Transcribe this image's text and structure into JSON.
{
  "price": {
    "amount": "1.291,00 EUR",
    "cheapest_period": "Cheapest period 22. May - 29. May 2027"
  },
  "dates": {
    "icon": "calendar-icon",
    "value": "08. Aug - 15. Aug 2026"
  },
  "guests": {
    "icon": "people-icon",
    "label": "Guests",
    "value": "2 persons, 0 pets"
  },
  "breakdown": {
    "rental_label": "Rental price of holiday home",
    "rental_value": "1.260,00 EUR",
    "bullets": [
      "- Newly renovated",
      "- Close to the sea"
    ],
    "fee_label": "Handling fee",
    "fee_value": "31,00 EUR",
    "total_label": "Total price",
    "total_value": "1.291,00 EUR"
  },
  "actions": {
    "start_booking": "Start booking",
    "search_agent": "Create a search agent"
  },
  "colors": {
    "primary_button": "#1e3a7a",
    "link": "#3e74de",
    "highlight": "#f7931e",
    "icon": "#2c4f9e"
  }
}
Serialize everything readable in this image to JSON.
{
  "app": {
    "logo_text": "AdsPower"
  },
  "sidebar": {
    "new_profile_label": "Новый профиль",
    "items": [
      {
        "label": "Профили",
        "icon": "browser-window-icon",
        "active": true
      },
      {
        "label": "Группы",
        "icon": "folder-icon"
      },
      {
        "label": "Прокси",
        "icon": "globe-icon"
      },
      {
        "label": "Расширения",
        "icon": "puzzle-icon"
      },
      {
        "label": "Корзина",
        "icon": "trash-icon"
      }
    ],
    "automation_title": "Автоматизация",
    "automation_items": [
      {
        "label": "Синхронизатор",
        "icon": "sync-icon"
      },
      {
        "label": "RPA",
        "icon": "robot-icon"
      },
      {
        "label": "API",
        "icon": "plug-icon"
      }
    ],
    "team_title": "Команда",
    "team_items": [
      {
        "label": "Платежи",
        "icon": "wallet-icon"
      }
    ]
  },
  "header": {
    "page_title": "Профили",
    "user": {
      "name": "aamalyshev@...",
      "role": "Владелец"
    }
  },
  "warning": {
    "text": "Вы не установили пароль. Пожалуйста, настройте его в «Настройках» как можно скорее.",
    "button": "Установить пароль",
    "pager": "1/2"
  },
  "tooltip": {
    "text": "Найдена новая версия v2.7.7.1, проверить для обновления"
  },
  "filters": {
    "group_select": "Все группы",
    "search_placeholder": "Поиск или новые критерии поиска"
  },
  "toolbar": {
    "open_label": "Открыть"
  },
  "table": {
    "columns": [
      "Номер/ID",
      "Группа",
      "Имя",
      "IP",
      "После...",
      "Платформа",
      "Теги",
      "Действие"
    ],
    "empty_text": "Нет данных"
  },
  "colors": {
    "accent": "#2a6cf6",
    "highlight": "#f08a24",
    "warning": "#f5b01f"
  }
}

**What is being asked**
Write out every record, exactly as written.

**Full answer**
Transcribe this image's text and structure into JSON.
{
  "price": {
    "amount": "1.291,00 EUR",
    "cheapest_period": "Cheapest period 22. May - 29. May 2027"
  },
  "dates": {
    "icon": "calendar-icon",
    "value": "08. Aug - 15. Aug 2026"
  },
  "guests": {
    "icon": "people-icon",
    "label": "Guests",
    "value": "2 persons, 0 pets"
  },
  "breakdown": {
    "rental_label": "Rental price of holiday home",
    "rental_value": "1.260,00 EUR",
    "bullets": [
      "- Newly renovated",
      "- Close to the sea"
    ],
    "fee_label": "Handling fee",
    "fee_value": "31,00 EUR",
    "total_label": "Total price",
    "total_value": "1.291,00 EUR"
  },
  "actions": {
    "start_booking": "Start booking",
    "search_agent": "Create a search agent"
  },
  "colors": {
    "primary_button": "#1e3a7a",
    "link": "#3e74de",
    "highlight": "#f7931e",
    "icon": "#2c4f9e"
  }
}
Serialize everything readable in this image to JSON.
{
  "app": {
    "logo_text": "AdsPower"
  },
  "sidebar": {
    "new_profile_label": "Новый профиль",
    "items": [
      {
        "label": "Профили",
        "icon": "browser-window-icon",
        "active": true
      },
      {
        "label": "Группы",
        "icon": "folder-icon"
      },
      {
        "label": "Прокси",
        "icon": "globe-icon"
      },
      {
        "label": "Расширения",
        "icon": "puzzle-icon"
      },
      {
        "label": "Корзина",
        "icon": "trash-icon"
      }
    ],
    "automation_title": "Автоматизация",
    "automation_items": [
      {
        "label": "Синхронизатор",
        "icon": "sync-icon"
      },
      {
        "label": "RPA",
        "icon": "robot-icon"
      },
      {
        "label": "API",
        "icon": "plug-icon"
      }
    ],
    "team_title": "Команда",
    "team_items": [
      {
        "label": "Платежи",
        "icon": "wallet-icon"
      }
    ]
  },
  "header": {
    "page_title": "Профили",
    "user": {
      "name": "aamalyshev@...",
      "role": "Владелец"
    }
  },
  "warning": {
    "text": "Вы не установили пароль. Пожалуйста, настройте его в «Настройках» как можно скорее.",
    "button": "Установить пароль",
    "pager": "1/2"
  },
  "tooltip": {
    "text": "Найдена новая версия v2.7.7.1, проверить для обновления"
  },
  "filters": {
    "group_select": "Все группы",
    "search_placeholder": "Поиск или новые критерии поиска"
  },
  "toolbar": {
    "open_label": "Открыть"
  },
  "table": {
    "columns": [
      "Номер/ID",
      "Группа",
      "Имя",
      "IP",
      "После...",
      "Платформа",
      "Теги",
      "Действие"
    ],
    "empty_text": "Нет данных"
  },
  "colors": {
    "accent": "#2a6cf6",
    "highlight": "#f08a24",
    "warning": "#f5b01f"
  }
}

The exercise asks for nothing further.